-- START Task inputs --

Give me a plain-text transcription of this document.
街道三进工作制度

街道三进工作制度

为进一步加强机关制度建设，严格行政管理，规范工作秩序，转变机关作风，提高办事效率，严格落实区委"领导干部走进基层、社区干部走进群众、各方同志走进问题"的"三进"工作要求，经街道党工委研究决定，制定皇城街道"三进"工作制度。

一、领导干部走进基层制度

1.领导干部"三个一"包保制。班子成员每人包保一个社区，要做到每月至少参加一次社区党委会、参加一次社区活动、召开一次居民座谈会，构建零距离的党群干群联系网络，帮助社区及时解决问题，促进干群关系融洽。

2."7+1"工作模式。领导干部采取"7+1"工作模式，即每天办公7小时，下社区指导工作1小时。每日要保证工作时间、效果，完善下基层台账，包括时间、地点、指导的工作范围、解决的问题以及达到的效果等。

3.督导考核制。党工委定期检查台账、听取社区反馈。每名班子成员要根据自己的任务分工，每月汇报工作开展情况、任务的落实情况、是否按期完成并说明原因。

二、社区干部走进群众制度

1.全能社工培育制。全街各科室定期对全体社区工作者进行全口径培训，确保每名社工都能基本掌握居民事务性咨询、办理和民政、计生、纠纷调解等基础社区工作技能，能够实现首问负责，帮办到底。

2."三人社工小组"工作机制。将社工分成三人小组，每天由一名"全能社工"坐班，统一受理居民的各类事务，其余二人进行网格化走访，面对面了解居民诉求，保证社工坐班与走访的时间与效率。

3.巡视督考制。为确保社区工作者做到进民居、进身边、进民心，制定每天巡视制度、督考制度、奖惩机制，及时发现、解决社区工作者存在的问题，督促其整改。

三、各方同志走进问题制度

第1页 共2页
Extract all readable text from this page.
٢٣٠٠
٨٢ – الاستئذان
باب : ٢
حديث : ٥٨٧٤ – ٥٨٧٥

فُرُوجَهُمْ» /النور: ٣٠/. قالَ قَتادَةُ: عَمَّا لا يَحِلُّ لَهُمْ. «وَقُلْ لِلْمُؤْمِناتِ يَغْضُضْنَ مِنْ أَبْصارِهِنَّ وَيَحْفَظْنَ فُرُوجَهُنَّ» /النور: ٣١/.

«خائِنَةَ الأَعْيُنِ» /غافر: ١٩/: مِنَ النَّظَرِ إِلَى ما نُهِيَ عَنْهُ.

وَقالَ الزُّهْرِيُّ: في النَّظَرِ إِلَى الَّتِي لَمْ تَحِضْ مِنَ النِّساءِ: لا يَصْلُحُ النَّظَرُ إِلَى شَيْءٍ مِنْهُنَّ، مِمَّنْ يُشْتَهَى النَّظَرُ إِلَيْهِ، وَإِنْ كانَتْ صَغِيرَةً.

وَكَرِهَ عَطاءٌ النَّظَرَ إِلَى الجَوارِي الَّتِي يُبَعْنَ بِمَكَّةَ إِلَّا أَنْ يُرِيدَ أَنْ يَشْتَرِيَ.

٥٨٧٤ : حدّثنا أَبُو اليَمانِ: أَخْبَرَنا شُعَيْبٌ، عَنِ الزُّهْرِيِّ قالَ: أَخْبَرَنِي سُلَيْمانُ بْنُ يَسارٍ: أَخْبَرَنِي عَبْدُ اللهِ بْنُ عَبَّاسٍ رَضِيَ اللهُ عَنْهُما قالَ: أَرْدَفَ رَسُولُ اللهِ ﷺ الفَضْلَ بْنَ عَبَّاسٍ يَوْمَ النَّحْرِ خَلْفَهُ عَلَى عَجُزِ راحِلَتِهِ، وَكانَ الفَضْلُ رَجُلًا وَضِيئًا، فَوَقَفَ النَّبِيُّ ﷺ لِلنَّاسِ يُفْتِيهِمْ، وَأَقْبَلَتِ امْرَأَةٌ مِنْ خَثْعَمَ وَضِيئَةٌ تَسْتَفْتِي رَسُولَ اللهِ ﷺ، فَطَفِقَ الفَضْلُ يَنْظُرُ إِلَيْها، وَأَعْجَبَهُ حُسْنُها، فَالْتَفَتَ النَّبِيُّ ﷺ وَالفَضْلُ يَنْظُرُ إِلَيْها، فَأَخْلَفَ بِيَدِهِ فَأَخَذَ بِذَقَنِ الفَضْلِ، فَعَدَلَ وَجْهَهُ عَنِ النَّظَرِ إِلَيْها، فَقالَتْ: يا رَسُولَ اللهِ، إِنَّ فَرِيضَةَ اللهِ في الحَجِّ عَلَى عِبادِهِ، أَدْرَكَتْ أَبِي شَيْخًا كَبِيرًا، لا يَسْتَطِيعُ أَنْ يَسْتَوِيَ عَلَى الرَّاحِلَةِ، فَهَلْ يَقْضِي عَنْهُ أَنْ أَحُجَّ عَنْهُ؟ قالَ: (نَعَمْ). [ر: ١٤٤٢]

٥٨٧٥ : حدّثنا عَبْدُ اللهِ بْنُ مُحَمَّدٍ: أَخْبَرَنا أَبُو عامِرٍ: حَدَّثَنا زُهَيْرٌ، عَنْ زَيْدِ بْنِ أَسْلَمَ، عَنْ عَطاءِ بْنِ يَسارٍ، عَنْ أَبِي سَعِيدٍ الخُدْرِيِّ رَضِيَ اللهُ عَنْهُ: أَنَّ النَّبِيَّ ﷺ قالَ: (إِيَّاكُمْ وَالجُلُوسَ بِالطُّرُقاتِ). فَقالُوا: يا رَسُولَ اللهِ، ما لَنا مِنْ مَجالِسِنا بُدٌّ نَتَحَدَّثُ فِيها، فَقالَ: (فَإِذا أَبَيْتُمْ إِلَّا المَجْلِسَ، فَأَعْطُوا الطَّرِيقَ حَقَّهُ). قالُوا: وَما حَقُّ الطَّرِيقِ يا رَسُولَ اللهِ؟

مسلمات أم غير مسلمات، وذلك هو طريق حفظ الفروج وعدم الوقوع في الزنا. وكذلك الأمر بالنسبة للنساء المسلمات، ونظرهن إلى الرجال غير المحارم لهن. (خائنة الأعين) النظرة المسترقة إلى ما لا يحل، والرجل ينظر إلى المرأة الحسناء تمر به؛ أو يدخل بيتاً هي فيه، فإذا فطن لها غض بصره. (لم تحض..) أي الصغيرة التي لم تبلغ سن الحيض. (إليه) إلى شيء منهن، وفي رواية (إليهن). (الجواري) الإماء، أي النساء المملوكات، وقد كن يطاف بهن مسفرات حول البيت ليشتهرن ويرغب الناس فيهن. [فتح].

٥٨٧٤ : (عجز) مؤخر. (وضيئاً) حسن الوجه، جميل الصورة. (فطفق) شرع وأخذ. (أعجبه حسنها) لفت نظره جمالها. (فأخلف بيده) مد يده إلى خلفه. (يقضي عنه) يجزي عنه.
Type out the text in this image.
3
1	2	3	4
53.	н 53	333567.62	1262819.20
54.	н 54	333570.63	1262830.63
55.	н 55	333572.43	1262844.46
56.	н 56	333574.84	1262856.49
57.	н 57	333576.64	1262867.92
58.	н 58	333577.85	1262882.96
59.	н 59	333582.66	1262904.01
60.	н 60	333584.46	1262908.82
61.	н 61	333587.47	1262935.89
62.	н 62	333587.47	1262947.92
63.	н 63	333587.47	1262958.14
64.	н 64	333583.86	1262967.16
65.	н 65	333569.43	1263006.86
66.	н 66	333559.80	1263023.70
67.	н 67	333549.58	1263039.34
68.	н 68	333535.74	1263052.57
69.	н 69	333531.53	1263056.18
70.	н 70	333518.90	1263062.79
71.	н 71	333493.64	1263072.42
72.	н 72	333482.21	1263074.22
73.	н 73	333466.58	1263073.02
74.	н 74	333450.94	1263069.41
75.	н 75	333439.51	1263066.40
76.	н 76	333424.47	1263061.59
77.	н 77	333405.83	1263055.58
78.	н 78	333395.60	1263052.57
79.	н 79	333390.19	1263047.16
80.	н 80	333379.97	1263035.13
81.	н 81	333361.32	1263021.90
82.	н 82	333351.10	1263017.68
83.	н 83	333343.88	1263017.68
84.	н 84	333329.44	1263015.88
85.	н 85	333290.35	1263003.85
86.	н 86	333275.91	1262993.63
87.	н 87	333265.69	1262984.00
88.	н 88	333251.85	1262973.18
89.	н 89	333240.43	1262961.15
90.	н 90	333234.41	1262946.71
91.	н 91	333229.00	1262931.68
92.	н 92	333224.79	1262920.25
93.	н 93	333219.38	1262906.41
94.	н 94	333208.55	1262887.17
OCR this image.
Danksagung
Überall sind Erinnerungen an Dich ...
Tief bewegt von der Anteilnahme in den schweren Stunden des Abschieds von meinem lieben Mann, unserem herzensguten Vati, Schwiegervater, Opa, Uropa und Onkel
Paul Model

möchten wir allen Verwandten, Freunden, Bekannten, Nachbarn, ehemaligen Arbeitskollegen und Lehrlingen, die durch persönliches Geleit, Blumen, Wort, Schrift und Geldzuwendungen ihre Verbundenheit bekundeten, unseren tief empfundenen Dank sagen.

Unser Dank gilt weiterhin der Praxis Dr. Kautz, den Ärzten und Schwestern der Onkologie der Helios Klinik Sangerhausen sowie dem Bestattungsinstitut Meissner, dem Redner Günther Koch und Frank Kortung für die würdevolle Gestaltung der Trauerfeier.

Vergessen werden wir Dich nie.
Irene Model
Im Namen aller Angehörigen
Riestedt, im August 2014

-- END Task inputs --

Task » Copy each line holding the word "image" from the listing above.

Task answer »
Type out the text in this image.
OCR this image.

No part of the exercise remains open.